---------- MATERIAL PROVIDED

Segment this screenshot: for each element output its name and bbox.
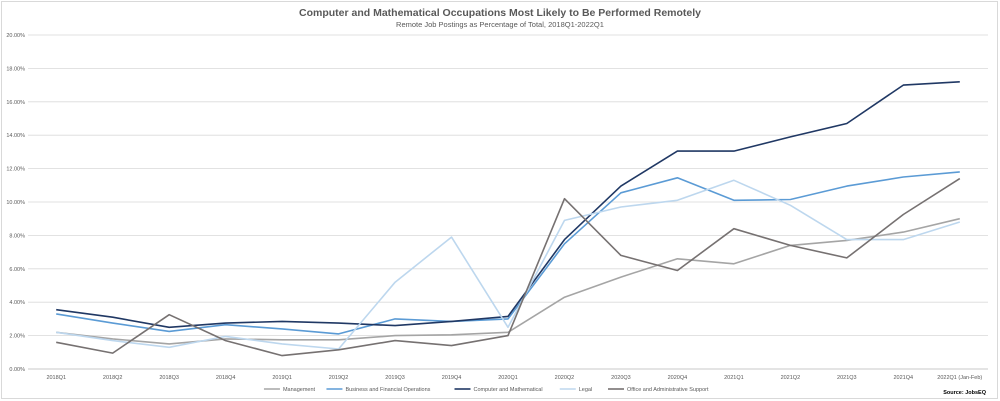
- x-tick-label: 2020Q4: [668, 375, 688, 381]
- legend-label-legal: Legal: [579, 387, 592, 393]
- chart-subtitle: Remote Job Postings as Percentage of Tot…: [396, 20, 604, 29]
- y-tick-label: 0.00%: [9, 367, 25, 373]
- x-tick-label: 2018Q4: [216, 375, 236, 381]
- legend-label-office-and-administrative-support: Office and Administrative Support: [627, 387, 709, 393]
- chart-title: Computer and Mathematical Occupations Mo…: [299, 7, 701, 19]
- x-tick-label: 2020Q2: [555, 375, 575, 381]
- y-tick-label: 12.00%: [6, 167, 25, 173]
- y-tick-label: 4.00%: [9, 300, 25, 306]
- y-tick-label: 20.00%: [6, 33, 25, 39]
- x-axis: 2018Q1 2018Q2 2018Q3 2018Q4 2019Q1 2019Q2 2019…: [28, 368, 988, 381]
- y-tick-label: 14.00%: [6, 133, 25, 139]
- x-tick-label: 2021Q1: [724, 375, 744, 381]
- x-tick-label: 2021Q4: [894, 375, 914, 381]
- y-tick-label: 10.00%: [6, 200, 25, 206]
- x-tick-label: 2019Q3: [385, 375, 405, 381]
- source-note: Source: JobsEQ: [943, 390, 986, 396]
- legend-label-management: Management: [283, 387, 316, 393]
- series-lines: [56, 81, 961, 357]
- y-tick-label: 6.00%: [9, 267, 25, 273]
- x-tick-label: 2019Q1: [272, 375, 292, 381]
- gridlines: [28, 34, 988, 370]
- y-axis: 0.00% 2.00% 4.00% 6.00% 8.00% 10.00% 12.00% 14.…: [6, 33, 25, 373]
- y-tick-label: 16.00%: [6, 100, 25, 106]
- x-tick-label: 2021Q2: [781, 375, 801, 381]
- y-tick-label: 18.00%: [6, 66, 25, 72]
- series-line-business-and-financial-operations: [56, 171, 960, 335]
- x-tick-label: 2019Q2: [329, 375, 349, 381]
- legend: Management Business and Financial Operati…: [263, 387, 709, 393]
- x-tick-label: 2021Q3: [837, 375, 857, 381]
- legend-label-computer-and-mathematical: Computer and Mathematical: [474, 387, 543, 393]
- y-tick-label: 8.00%: [9, 233, 25, 239]
- series-line-office-and-administrative-support: [56, 177, 961, 357]
- x-tick-label: 2020Q1: [498, 375, 518, 381]
- x-tick-label: 2020Q3: [611, 375, 631, 381]
- y-tick-label: 2.00%: [9, 334, 25, 340]
- series-line-legal: [56, 179, 961, 350]
- x-tick-label: 2018Q1: [46, 375, 66, 381]
- x-tick-label: 2018Q3: [159, 375, 179, 381]
- x-tick-label: 2018Q2: [103, 375, 123, 381]
- x-tick-label: 2022Q1 (Jan-Feb): [937, 375, 982, 381]
- legend-label-business-and-financial-operations: Business and Financial Operations: [345, 387, 430, 393]
- x-tick-label: 2019Q4: [442, 375, 462, 381]
- series-line-computer-and-mathematical: [56, 81, 960, 329]
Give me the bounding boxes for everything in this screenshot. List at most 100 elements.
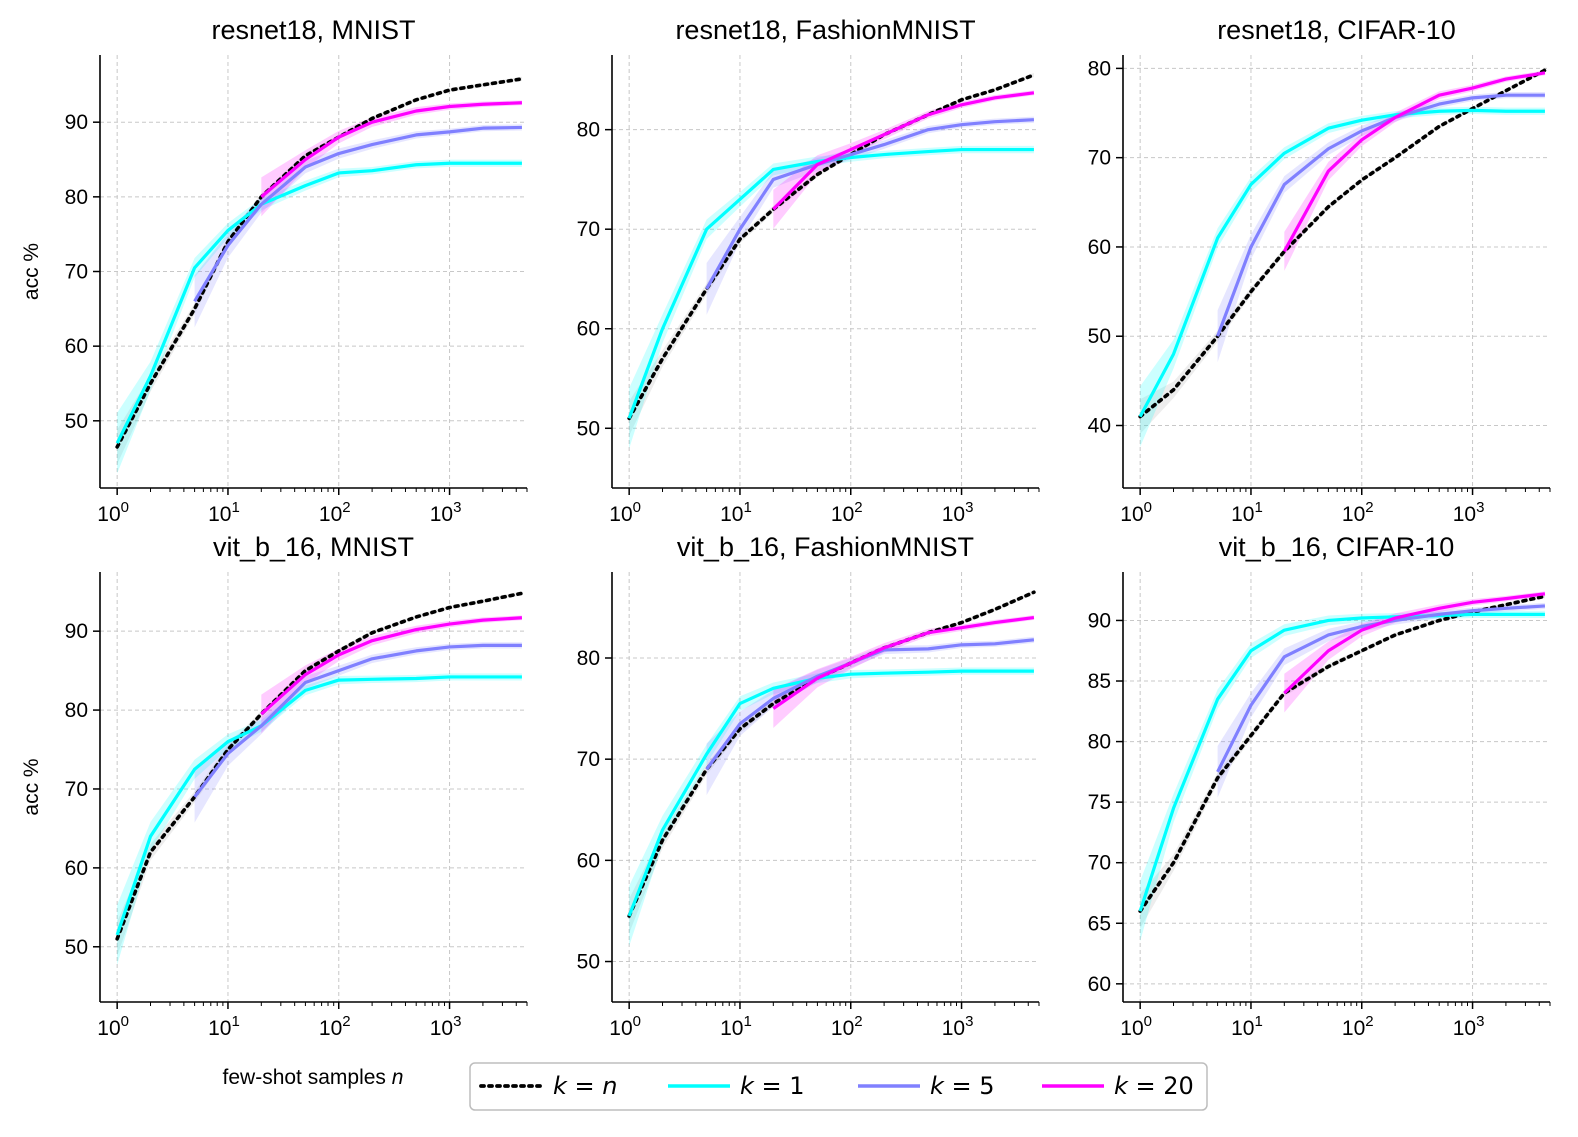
- y-axis-label: acc %: [20, 758, 43, 815]
- band-k-1: [117, 673, 522, 966]
- y-tick-label: 80: [577, 119, 600, 142]
- x-tick-label: 102: [319, 499, 351, 526]
- y-tick-label: 60: [1088, 236, 1111, 259]
- series-line-k-1: [115, 161, 522, 444]
- legend-label: k = n: [553, 1072, 618, 1100]
- legend-label: k = 20: [1114, 1072, 1194, 1100]
- y-tick-label: 60: [1088, 973, 1111, 996]
- subplot-5: 50 60 70 80 100 101 102 103 vit_b_16, FashionMNI…: [577, 532, 1040, 1040]
- y-tick-label: 90: [65, 111, 88, 134]
- series-line-k-n: [115, 77, 524, 449]
- y-tick-label: 60: [65, 335, 88, 358]
- x-tick-label: 100: [1120, 1013, 1152, 1040]
- x-tick-label: 100: [97, 1013, 129, 1040]
- series-line-k-20: [260, 101, 522, 199]
- band-k-20: [261, 615, 522, 734]
- x-tick-label: 100: [609, 499, 641, 526]
- y-tick-label: 50: [65, 410, 88, 433]
- series-line-k-20: [1282, 71, 1546, 253]
- x-tick-label: 101: [208, 1013, 240, 1040]
- y-tick-label: 60: [577, 318, 600, 341]
- subplot-1: 50 60 70 80 90 100 101 102 103 resnet18, MNIST acc…: [20, 15, 528, 526]
- x-tick-label: 102: [319, 1013, 351, 1040]
- series-line-k-5: [1216, 93, 1545, 337]
- band-k-n: [629, 590, 1034, 934]
- band-k-n: [117, 76, 522, 465]
- y-tick-label: 50: [577, 951, 600, 974]
- grid: [100, 55, 527, 488]
- band-k-5: [194, 642, 522, 823]
- subplot-title: resnet18, MNIST: [211, 15, 415, 45]
- x-tick-label: 103: [430, 499, 462, 526]
- series-line-k-5: [193, 125, 522, 303]
- x-tick-label: 101: [1231, 499, 1263, 526]
- x-tick-label: 101: [208, 499, 240, 526]
- x-tick-label: 102: [1342, 1013, 1374, 1040]
- x-tick-label: 103: [430, 1013, 462, 1040]
- band-k-1: [117, 159, 522, 474]
- band-k-1: [629, 667, 1034, 947]
- subplot-title: vit_b_16, MNIST: [213, 532, 414, 562]
- y-tick-label: 80: [65, 699, 88, 722]
- x-tick-label: 100: [1120, 499, 1152, 526]
- series-line-k-1: [627, 147, 1034, 419]
- y-tick-label: 40: [1088, 415, 1111, 438]
- series-line-k-5: [193, 643, 522, 798]
- x-tick-label: 102: [831, 499, 863, 526]
- series-line-k-20: [772, 615, 1035, 710]
- x-tick-label: 103: [942, 499, 974, 526]
- x-tick-label: 102: [1342, 499, 1374, 526]
- legend-label: k = 5: [930, 1072, 995, 1100]
- subplot-title: resnet18, FashionMNIST: [675, 15, 975, 45]
- y-tick-label: 70: [577, 218, 600, 241]
- subplot-title: resnet18, CIFAR-10: [1217, 15, 1456, 45]
- y-tick-label: 70: [65, 261, 88, 284]
- band-k-20: [1284, 70, 1545, 271]
- y-tick-label: 90: [1088, 609, 1111, 632]
- y-tick-label: 80: [65, 186, 88, 209]
- subplot-3: 40 50 60 70 80 100 101 102 103 resnet18, CIFAR-10: [1088, 15, 1551, 526]
- series-line-k-20: [1283, 592, 1546, 695]
- x-tick-label: 101: [1231, 1013, 1263, 1040]
- y-axis-label: acc %: [20, 243, 43, 300]
- legend-label: k = 1: [740, 1072, 805, 1100]
- grid: [612, 55, 1039, 488]
- subplot-2: 50 60 70 80 100 101 102 103 resnet18, FashionMNI…: [577, 15, 1040, 526]
- subplot-4: 50 60 70 80 90 100 101 102 103 vit_b_16, MNIST acc…: [20, 532, 528, 1089]
- series-line-k-20: [772, 91, 1035, 211]
- grid: [100, 572, 527, 1002]
- legend-frame: [469, 1062, 1208, 1111]
- x-tick-label: 100: [609, 1013, 641, 1040]
- x-tick-label: 101: [720, 1013, 752, 1040]
- y-tick-label: 70: [1088, 852, 1111, 875]
- subplot-6: 60 65 70 75 80 85 90 100 101 102 103 vit_b_16, CIFA…: [1088, 532, 1551, 1040]
- series-line-k-n: [115, 591, 524, 941]
- y-tick-label: 70: [1088, 147, 1111, 170]
- band-k-20: [773, 90, 1034, 229]
- x-tick-label: 103: [1453, 499, 1485, 526]
- y-tick-label: 50: [1088, 325, 1111, 348]
- y-tick-label: 60: [65, 857, 88, 880]
- band-k-20: [261, 100, 522, 217]
- legend: k = n k = 1 k = 5 k = 20: [469, 1062, 1208, 1111]
- y-tick-label: 75: [1088, 791, 1111, 814]
- x-tick-label: 101: [720, 499, 752, 526]
- y-tick-label: 65: [1088, 912, 1111, 935]
- y-tick-label: 85: [1088, 670, 1111, 693]
- subplot-title: vit_b_16, CIFAR-10: [1219, 532, 1455, 562]
- series-line-k-1: [1138, 108, 1545, 418]
- series-line-k-20: [260, 616, 523, 716]
- series-line-k-5: [705, 118, 1035, 290]
- series-line-k-n: [627, 590, 1036, 918]
- y-tick-label: 90: [65, 620, 88, 643]
- band-k-5: [1217, 602, 1545, 798]
- x-axis-label: few-shot samples n: [223, 1066, 404, 1089]
- x-tick-label: 100: [97, 499, 129, 526]
- y-tick-label: 70: [577, 748, 600, 771]
- y-tick-label: 50: [577, 417, 600, 440]
- series-line-k-1: [627, 669, 1034, 917]
- series-line-k-1: [115, 675, 522, 936]
- band-k-5: [1217, 92, 1545, 363]
- x-tick-label: 103: [1453, 1013, 1485, 1040]
- band-k-1: [629, 145, 1034, 449]
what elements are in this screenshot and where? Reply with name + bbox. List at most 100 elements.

--------------------

**AIM:** Format as a numbered list the rows starting with the line that contains "- x-tick-label: 2020Q4: [668, 375, 688, 381]" and going on through the line that contains "- y-tick-label: 10.00%: [6, 200, 25, 206]", leaving out any blank lines.

**SOLUTION TO THIS TASK:**
1. - x-tick-label: 2020Q4: [668, 375, 688, 381]
2. - legend-label-legal: Legal: [579, 387, 592, 393]
3. - chart-subtitle: Remote Job Postings as Percentage of Tot…: [396, 20, 604, 29]
4. - y-tick-label: 0.00%: [9, 367, 25, 373]
5. - x-tick-label: 2018Q4: [216, 375, 236, 381]
6. - legend-label-office-and-administrative-support: Office and Administrative Support: [627, 387, 709, 393]
7. - chart-title: Computer and Mathematical Occupations Mo…: [299, 7, 701, 19]
8. - x-tick-label: 2020Q2: [555, 375, 575, 381]
9. - y-tick-label: 12.00%: [6, 167, 25, 173]
10. - y-tick-label: 4.00%: [9, 300, 25, 306]
11. - y-tick-label: 20.00%: [6, 33, 25, 39]
12. - x-axis: 2018Q1 2018Q2 2018Q3 2018Q4 2019Q1 2019Q2 2019…: [28, 368, 988, 381]
13. - y-tick-label: 14.00%: [6, 133, 25, 139]
14. - x-tick-label: 2021Q1: [724, 375, 744, 381]
15. - x-tick-label: 2021Q4: [894, 375, 914, 381]
16. - y-tick-label: 10.00%: [6, 200, 25, 206]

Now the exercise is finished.